Look through the records below, count the lines with the word "HbAlc", and reply with only the number.

[Saved entries]
################
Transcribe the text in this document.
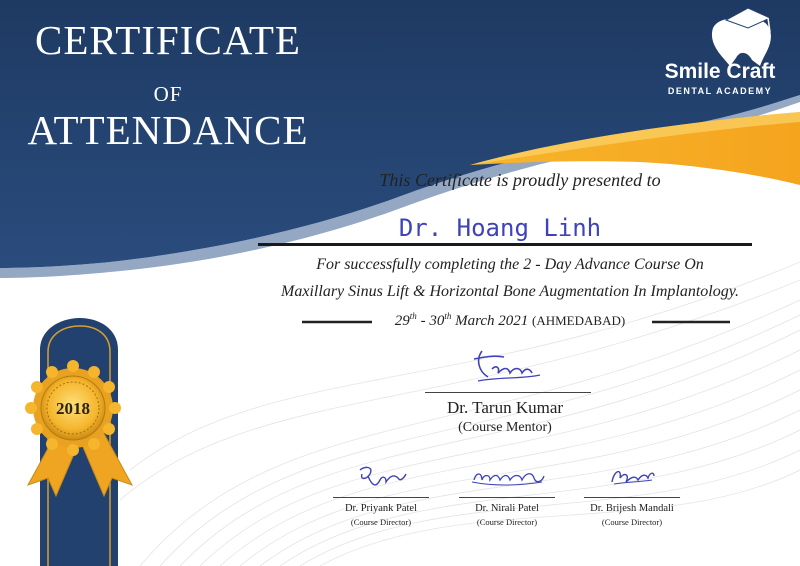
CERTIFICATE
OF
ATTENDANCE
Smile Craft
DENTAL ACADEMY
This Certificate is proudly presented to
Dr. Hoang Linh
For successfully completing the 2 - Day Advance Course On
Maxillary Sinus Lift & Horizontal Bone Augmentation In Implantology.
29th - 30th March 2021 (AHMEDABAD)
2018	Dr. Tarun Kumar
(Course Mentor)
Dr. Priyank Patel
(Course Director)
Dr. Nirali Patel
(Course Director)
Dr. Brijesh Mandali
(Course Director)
################
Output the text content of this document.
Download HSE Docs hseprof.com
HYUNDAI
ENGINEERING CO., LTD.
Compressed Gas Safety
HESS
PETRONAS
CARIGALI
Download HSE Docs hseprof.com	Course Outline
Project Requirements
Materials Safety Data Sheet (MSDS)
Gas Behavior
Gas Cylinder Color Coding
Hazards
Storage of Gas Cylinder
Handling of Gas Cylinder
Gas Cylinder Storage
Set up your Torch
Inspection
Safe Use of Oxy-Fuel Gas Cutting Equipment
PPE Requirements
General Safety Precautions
################
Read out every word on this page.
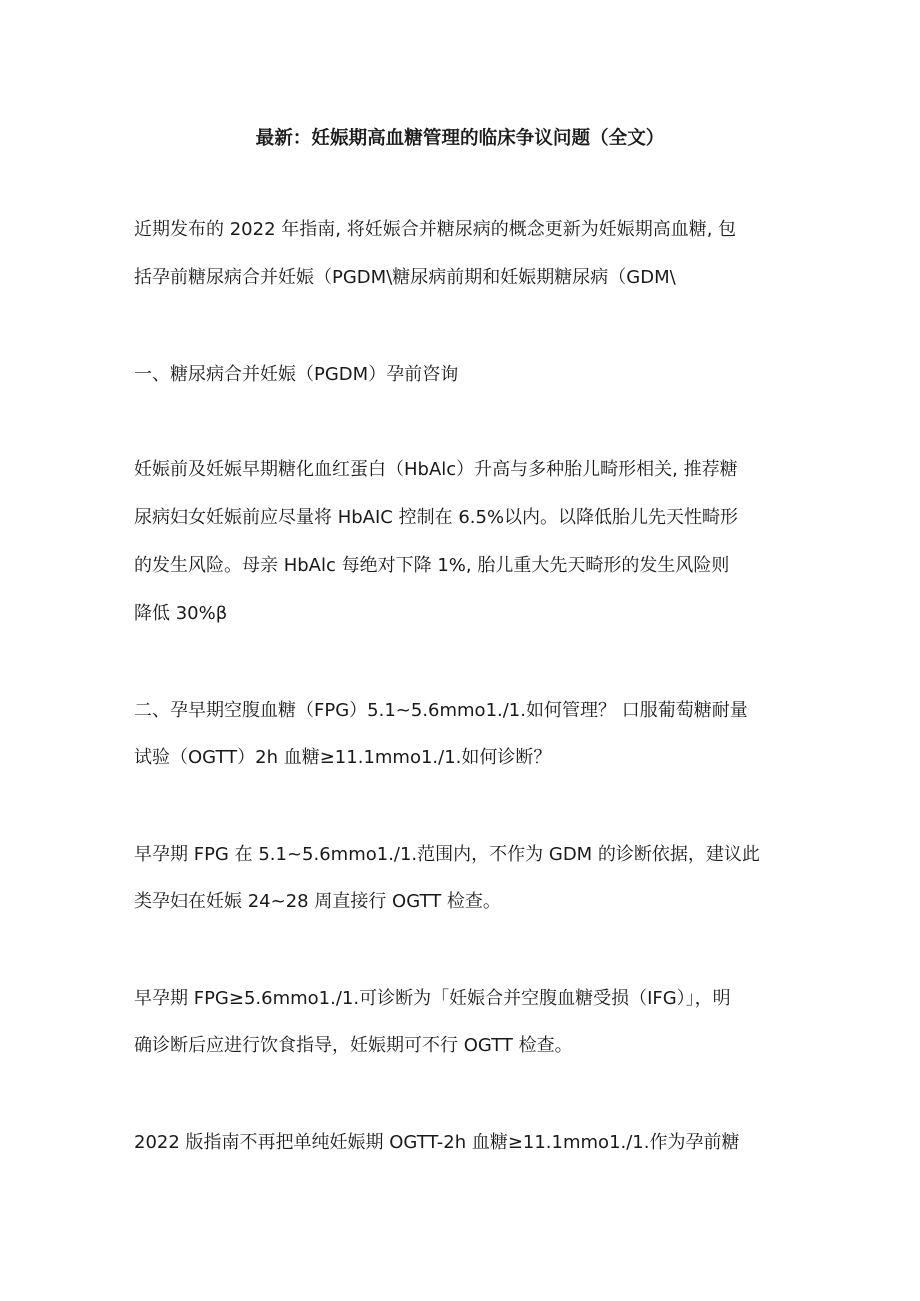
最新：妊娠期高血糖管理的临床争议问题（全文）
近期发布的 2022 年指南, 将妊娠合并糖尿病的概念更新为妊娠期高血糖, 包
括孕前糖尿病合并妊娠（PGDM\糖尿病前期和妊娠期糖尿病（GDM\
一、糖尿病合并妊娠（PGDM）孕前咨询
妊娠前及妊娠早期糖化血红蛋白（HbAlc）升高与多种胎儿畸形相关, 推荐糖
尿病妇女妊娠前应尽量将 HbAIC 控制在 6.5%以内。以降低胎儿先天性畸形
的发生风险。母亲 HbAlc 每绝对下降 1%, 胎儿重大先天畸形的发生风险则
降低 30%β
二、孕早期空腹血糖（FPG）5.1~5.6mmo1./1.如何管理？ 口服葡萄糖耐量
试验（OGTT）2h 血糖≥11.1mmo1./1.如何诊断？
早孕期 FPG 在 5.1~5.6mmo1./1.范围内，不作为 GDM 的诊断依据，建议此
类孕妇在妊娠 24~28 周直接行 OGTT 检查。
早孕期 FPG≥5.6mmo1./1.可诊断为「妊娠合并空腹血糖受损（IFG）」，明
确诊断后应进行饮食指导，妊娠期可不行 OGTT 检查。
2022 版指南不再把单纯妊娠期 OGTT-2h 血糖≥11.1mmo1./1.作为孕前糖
################
#### [FINISHED TASK]
2